• [Set problem] Each entry must be reproduced precisely as it stands.

Start of Dataset

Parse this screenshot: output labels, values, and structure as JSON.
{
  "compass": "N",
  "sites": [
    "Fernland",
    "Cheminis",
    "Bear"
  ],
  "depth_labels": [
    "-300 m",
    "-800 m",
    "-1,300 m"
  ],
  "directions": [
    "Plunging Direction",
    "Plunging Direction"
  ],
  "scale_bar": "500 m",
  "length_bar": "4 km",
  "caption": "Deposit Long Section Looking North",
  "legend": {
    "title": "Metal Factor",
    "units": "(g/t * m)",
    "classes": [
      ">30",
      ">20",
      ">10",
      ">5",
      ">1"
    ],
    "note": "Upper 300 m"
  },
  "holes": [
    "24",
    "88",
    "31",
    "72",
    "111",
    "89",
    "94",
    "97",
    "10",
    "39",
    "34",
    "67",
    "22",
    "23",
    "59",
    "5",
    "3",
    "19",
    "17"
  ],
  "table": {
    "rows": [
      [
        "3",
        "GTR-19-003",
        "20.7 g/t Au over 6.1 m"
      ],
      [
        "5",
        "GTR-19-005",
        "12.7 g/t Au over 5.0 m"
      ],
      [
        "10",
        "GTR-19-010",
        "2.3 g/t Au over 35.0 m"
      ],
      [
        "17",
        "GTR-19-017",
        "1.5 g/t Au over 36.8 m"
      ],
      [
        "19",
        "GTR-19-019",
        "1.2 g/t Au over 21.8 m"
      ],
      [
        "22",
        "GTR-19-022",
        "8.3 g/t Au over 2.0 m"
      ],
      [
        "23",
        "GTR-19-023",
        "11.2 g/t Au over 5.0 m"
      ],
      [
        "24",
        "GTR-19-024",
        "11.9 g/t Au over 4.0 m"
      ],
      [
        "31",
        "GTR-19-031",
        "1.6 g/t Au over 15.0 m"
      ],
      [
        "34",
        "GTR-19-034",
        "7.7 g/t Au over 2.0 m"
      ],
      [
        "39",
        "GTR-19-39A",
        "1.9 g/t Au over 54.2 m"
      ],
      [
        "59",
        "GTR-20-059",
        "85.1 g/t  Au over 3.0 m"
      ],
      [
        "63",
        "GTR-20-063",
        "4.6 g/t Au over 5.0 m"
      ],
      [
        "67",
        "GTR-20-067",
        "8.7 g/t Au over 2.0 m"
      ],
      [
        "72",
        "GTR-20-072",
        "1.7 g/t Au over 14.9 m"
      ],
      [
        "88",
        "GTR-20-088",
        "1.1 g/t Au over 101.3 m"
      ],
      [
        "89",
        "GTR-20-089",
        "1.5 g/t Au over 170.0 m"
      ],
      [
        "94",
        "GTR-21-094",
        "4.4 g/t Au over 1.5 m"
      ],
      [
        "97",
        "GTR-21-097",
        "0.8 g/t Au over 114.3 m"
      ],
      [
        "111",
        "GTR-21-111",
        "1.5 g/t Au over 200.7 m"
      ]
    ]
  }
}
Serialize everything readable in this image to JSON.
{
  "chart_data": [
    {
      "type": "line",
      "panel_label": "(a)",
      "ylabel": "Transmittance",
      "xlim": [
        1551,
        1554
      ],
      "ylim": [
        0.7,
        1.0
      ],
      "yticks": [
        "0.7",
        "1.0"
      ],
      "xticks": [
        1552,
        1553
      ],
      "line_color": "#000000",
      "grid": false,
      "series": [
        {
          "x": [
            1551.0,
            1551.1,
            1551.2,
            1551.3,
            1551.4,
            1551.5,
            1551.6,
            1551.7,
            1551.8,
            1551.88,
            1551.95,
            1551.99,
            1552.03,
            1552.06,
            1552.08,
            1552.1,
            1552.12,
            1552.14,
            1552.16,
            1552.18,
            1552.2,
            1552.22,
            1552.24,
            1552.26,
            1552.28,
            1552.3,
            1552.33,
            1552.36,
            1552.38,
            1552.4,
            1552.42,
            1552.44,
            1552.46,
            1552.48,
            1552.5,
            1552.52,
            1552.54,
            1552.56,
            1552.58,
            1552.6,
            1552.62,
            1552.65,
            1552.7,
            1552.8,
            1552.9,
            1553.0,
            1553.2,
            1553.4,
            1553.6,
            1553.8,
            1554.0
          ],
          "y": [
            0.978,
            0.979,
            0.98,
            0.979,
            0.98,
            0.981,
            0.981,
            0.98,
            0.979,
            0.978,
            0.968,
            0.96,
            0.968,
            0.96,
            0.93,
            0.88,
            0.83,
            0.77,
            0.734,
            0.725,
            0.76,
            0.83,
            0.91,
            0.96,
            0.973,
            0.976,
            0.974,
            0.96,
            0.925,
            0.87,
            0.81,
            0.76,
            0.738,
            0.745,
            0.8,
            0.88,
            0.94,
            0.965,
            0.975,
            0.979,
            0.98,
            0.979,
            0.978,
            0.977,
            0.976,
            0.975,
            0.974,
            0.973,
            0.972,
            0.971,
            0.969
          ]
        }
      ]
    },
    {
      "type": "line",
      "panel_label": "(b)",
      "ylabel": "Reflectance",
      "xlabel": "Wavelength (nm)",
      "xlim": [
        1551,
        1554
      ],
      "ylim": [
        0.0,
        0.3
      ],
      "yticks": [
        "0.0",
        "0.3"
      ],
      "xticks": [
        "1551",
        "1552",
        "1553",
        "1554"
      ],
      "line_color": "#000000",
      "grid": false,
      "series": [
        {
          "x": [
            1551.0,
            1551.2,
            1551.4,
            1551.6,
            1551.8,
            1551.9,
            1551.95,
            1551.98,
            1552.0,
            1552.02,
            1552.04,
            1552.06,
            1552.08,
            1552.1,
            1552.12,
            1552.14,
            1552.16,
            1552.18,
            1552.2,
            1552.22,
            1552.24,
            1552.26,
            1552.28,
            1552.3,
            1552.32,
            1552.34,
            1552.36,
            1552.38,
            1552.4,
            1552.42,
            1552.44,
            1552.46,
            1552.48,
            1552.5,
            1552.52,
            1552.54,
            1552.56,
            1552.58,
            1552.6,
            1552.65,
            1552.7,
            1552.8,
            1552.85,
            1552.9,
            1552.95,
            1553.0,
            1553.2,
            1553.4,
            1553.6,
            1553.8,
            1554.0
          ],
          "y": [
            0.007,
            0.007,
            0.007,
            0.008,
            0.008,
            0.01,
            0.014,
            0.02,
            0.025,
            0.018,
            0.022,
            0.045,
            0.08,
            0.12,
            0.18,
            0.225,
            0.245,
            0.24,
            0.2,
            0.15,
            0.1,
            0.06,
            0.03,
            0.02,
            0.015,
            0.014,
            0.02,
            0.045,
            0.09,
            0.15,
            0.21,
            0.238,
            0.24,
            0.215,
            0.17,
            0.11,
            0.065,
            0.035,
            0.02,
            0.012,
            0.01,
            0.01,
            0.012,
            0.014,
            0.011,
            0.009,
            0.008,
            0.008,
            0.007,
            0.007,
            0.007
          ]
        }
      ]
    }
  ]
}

End of Dataset

• [Answer]
Parse this screenshot: output labels, values, and structure as JSON.
{
  "compass": "N",
  "sites": [
    "Fernland",
    "Cheminis",
    "Bear"
  ],
  "depth_labels": [
    "-300 m",
    "-800 m",
    "-1,300 m"
  ],
  "directions": [
    "Plunging Direction",
    "Plunging Direction"
  ],
  "scale_bar": "500 m",
  "length_bar": "4 km",
  "caption": "Deposit Long Section Looking North",
  "legend": {
    "title": "Metal Factor",
    "units": "(g/t * m)",
    "classes": [
      ">30",
      ">20",
      ">10",
      ">5",
      ">1"
    ],
    "note": "Upper 300 m"
  },
  "holes": [
    "24",
    "88",
    "31",
    "72",
    "111",
    "89",
    "94",
    "97",
    "10",
    "39",
    "34",
    "67",
    "22",
    "23",
    "59",
    "5",
    "3",
    "19",
    "17"
  ],
  "table": {
    "rows": [
      [
        "3",
        "GTR-19-003",
        "20.7 g/t Au over 6.1 m"
      ],
      [
        "5",
        "GTR-19-005",
        "12.7 g/t Au over 5.0 m"
      ],
      [
        "10",
        "GTR-19-010",
        "2.3 g/t Au over 35.0 m"
      ],
      [
        "17",
        "GTR-19-017",
        "1.5 g/t Au over 36.8 m"
      ],
      [
        "19",
        "GTR-19-019",
        "1.2 g/t Au over 21.8 m"
      ],
      [
        "22",
        "GTR-19-022",
        "8.3 g/t Au over 2.0 m"
      ],
      [
        "23",
        "GTR-19-023",
        "11.2 g/t Au over 5.0 m"
      ],
      [
        "24",
        "GTR-19-024",
        "11.9 g/t Au over 4.0 m"
      ],
      [
        "31",
        "GTR-19-031",
        "1.6 g/t Au over 15.0 m"
      ],
      [
        "34",
        "GTR-19-034",
        "7.7 g/t Au over 2.0 m"
      ],
      [
        "39",
        "GTR-19-39A",
        "1.9 g/t Au over 54.2 m"
      ],
      [
        "59",
        "GTR-20-059",
        "85.1 g/t  Au over 3.0 m"
      ],
      [
        "63",
        "GTR-20-063",
        "4.6 g/t Au over 5.0 m"
      ],
      [
        "67",
        "GTR-20-067",
        "8.7 g/t Au over 2.0 m"
      ],
      [
        "72",
        "GTR-20-072",
        "1.7 g/t Au over 14.9 m"
      ],
      [
        "88",
        "GTR-20-088",
        "1.1 g/t Au over 101.3 m"
      ],
      [
        "89",
        "GTR-20-089",
        "1.5 g/t Au over 170.0 m"
      ],
      [
        "94",
        "GTR-21-094",
        "4.4 g/t Au over 1.5 m"
      ],
      [
        "97",
        "GTR-21-097",
        "0.8 g/t Au over 114.3 m"
      ],
      [
        "111",
        "GTR-21-111",
        "1.5 g/t Au over 200.7 m"
      ]
    ]
  }
}
Serialize everything readable in this image to JSON.
{
  "chart_data": [
    {
      "type": "line",
      "panel_label": "(a)",
      "ylabel": "Transmittance",
      "xlim": [
        1551,
        1554
      ],
      "ylim": [
        0.7,
        1.0
      ],
      "yticks": [
        "0.7",
        "1.0"
      ],
      "xticks": [
        1552,
        1553
      ],
      "line_color": "#000000",
      "grid": false,
      "series": [
        {
          "x": [
            1551.0,
            1551.1,
            1551.2,
            1551.3,
            1551.4,
            1551.5,
            1551.6,
            1551.7,
            1551.8,
            1551.88,
            1551.95,
            1551.99,
            1552.03,
            1552.06,
            1552.08,
            1552.1,
            1552.12,
            1552.14,
            1552.16,
            1552.18,
            1552.2,
            1552.22,
            1552.24,
            1552.26,
            1552.28,
            1552.3,
            1552.33,
            1552.36,
            1552.38,
            1552.4,
            1552.42,
            1552.44,
            1552.46,
            1552.48,
            1552.5,
            1552.52,
            1552.54,
            1552.56,
            1552.58,
            1552.6,
            1552.62,
            1552.65,
            1552.7,
            1552.8,
            1552.9,
            1553.0,
            1553.2,
            1553.4,
            1553.6,
            1553.8,
            1554.0
          ],
          "y": [
            0.978,
            0.979,
            0.98,
            0.979,
            0.98,
            0.981,
            0.981,
            0.98,
            0.979,
            0.978,
            0.968,
            0.96,
            0.968,
            0.96,
            0.93,
            0.88,
            0.83,
            0.77,
            0.734,
            0.725,
            0.76,
            0.83,
            0.91,
            0.96,
            0.973,
            0.976,
            0.974,
            0.96,
            0.925,
            0.87,
            0.81,
            0.76,
            0.738,
            0.745,
            0.8,
            0.88,
            0.94,
            0.965,
            0.975,
            0.979,
            0.98,
            0.979,
            0.978,
            0.977,
            0.976,
            0.975,
            0.974,
            0.973,
            0.972,
            0.971,
            0.969
          ]
        }
      ]
    },
    {
      "type": "line",
      "panel_label": "(b)",
      "ylabel": "Reflectance",
      "xlabel": "Wavelength (nm)",
      "xlim": [
        1551,
        1554
      ],
      "ylim": [
        0.0,
        0.3
      ],
      "yticks": [
        "0.0",
        "0.3"
      ],
      "xticks": [
        "1551",
        "1552",
        "1553",
        "1554"
      ],
      "line_color": "#000000",
      "grid": false,
      "series": [
        {
          "x": [
            1551.0,
            1551.2,
            1551.4,
            1551.6,
            1551.8,
            1551.9,
            1551.95,
            1551.98,
            1552.0,
            1552.02,
            1552.04,
            1552.06,
            1552.08,
            1552.1,
            1552.12,
            1552.14,
            1552.16,
            1552.18,
            1552.2,
            1552.22,
            1552.24,
            1552.26,
            1552.28,
            1552.3,
            1552.32,
            1552.34,
            1552.36,
            1552.38,
            1552.4,
            1552.42,
            1552.44,
            1552.46,
            1552.48,
            1552.5,
            1552.52,
            1552.54,
            1552.56,
            1552.58,
            1552.6,
            1552.65,
            1552.7,
            1552.8,
            1552.85,
            1552.9,
            1552.95,
            1553.0,
            1553.2,
            1553.4,
            1553.6,
            1553.8,
            1554.0
          ],
          "y": [
            0.007,
            0.007,
            0.007,
            0.008,
            0.008,
            0.01,
            0.014,
            0.02,
            0.025,
            0.018,
            0.022,
            0.045,
            0.08,
            0.12,
            0.18,
            0.225,
            0.245,
            0.24,
            0.2,
            0.15,
            0.1,
            0.06,
            0.03,
            0.02,
            0.015,
            0.014,
            0.02,
            0.045,
            0.09,
            0.15,
            0.21,
            0.238,
            0.24,
            0.215,
            0.17,
            0.11,
            0.065,
            0.035,
            0.02,
            0.012,
            0.01,
            0.01,
            0.012,
            0.014,
            0.011,
            0.009,
            0.008,
            0.008,
            0.007,
            0.007,
            0.007
          ]
        }
      ]
    }
  ]
}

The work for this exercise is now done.